-- Begin --

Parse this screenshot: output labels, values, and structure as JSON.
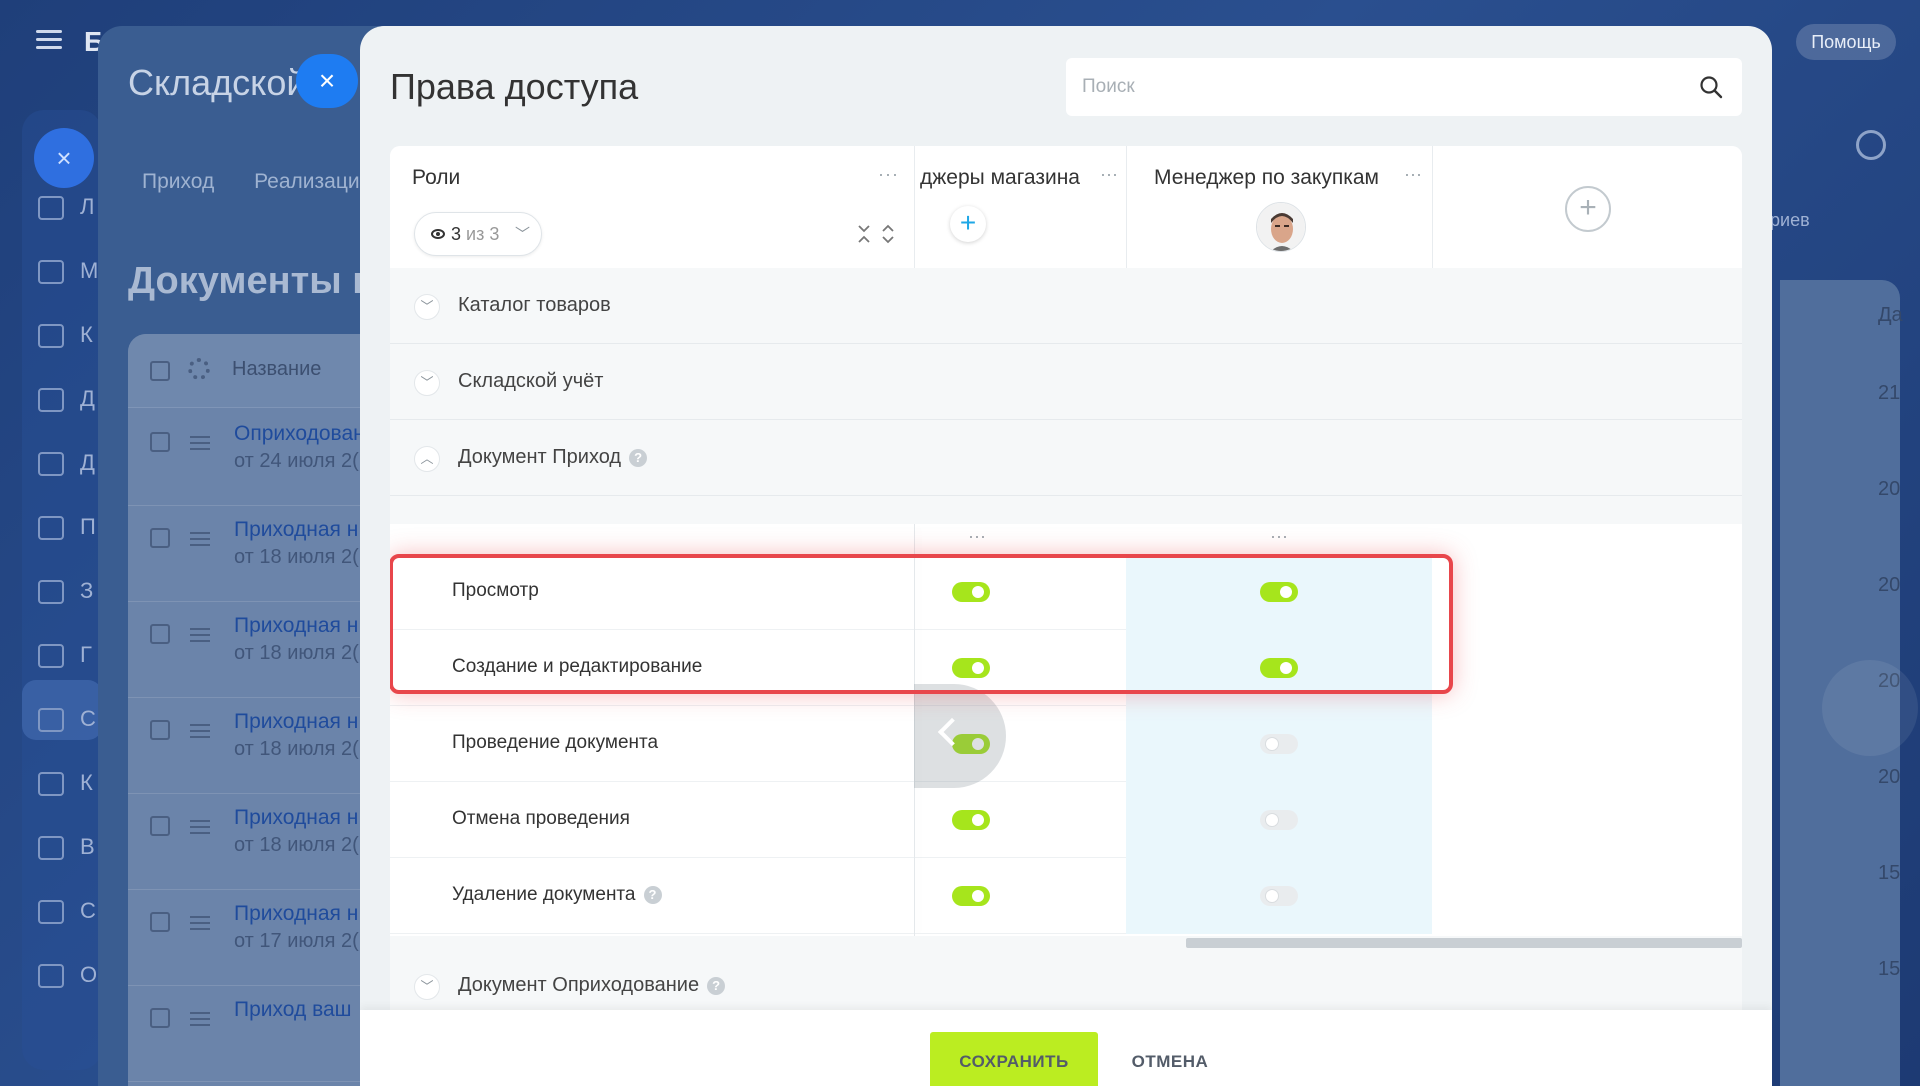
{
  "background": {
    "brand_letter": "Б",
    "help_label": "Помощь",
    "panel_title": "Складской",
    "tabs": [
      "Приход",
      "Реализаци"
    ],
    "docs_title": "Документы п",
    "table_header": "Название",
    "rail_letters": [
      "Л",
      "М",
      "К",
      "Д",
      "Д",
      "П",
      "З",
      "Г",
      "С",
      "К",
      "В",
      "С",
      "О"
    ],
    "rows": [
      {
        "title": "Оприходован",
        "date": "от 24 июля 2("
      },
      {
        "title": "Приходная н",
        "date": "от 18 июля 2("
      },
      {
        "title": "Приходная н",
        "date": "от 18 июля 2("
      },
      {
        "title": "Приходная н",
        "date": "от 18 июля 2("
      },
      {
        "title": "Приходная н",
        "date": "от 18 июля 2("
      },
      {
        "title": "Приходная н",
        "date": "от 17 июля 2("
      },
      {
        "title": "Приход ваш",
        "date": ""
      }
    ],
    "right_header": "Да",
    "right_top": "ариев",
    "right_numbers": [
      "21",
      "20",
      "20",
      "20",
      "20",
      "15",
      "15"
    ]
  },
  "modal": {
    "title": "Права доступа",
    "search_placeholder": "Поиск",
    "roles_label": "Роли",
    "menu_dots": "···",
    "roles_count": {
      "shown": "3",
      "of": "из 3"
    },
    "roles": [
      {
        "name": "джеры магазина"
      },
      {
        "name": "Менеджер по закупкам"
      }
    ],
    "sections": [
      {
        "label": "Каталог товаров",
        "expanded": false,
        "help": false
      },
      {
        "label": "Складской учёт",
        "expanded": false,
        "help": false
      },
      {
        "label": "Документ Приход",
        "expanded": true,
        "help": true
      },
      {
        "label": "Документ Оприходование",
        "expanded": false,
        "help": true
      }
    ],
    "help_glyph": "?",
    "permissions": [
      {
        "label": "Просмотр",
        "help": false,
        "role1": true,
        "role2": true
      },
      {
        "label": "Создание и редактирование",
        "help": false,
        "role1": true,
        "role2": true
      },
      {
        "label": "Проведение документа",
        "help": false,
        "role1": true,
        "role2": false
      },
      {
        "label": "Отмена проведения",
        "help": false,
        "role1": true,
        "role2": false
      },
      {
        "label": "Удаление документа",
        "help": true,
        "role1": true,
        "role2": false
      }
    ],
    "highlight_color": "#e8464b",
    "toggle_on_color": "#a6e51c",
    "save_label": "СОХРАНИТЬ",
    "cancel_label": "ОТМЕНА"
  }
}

-- End --
-- Begin --

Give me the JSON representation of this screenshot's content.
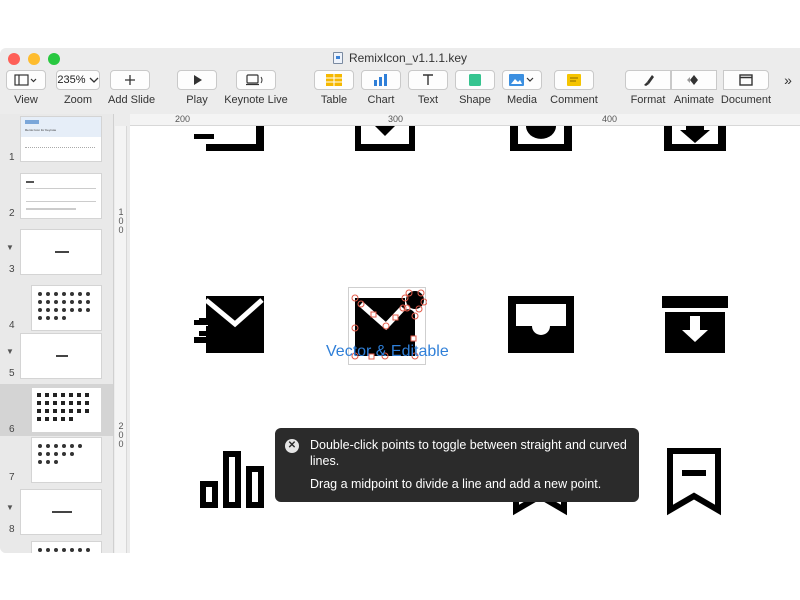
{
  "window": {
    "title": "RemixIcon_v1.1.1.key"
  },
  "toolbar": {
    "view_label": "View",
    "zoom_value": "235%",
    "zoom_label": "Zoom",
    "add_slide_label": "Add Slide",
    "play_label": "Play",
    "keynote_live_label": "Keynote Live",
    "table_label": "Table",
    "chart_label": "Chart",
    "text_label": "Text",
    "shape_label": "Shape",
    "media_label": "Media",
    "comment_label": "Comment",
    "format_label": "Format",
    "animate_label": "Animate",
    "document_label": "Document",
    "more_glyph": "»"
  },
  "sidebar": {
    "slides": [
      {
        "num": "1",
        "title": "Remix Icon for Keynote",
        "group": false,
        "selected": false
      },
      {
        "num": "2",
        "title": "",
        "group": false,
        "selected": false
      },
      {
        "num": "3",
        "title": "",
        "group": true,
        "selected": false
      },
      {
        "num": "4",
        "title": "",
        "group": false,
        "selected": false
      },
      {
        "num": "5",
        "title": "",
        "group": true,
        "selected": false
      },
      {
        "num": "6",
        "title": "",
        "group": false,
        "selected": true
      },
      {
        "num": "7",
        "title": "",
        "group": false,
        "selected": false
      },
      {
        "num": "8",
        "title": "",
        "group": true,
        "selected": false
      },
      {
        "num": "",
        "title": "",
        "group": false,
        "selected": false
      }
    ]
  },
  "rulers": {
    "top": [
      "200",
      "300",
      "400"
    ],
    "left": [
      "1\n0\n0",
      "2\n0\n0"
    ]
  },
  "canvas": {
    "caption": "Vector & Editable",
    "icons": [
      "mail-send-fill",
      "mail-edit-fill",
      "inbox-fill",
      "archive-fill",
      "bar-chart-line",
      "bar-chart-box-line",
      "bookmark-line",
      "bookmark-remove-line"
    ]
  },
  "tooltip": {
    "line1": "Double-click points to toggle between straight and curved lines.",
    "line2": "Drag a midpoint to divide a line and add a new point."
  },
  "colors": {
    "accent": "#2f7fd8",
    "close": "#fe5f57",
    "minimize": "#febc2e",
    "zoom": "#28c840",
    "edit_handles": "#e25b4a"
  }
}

-- End --

#### [What is required]
In the entries above, find every line holding the word "bookmark" and copy it out.

#### [Response to the task]
      "bookmark-line",
      "bookmark-remove-line"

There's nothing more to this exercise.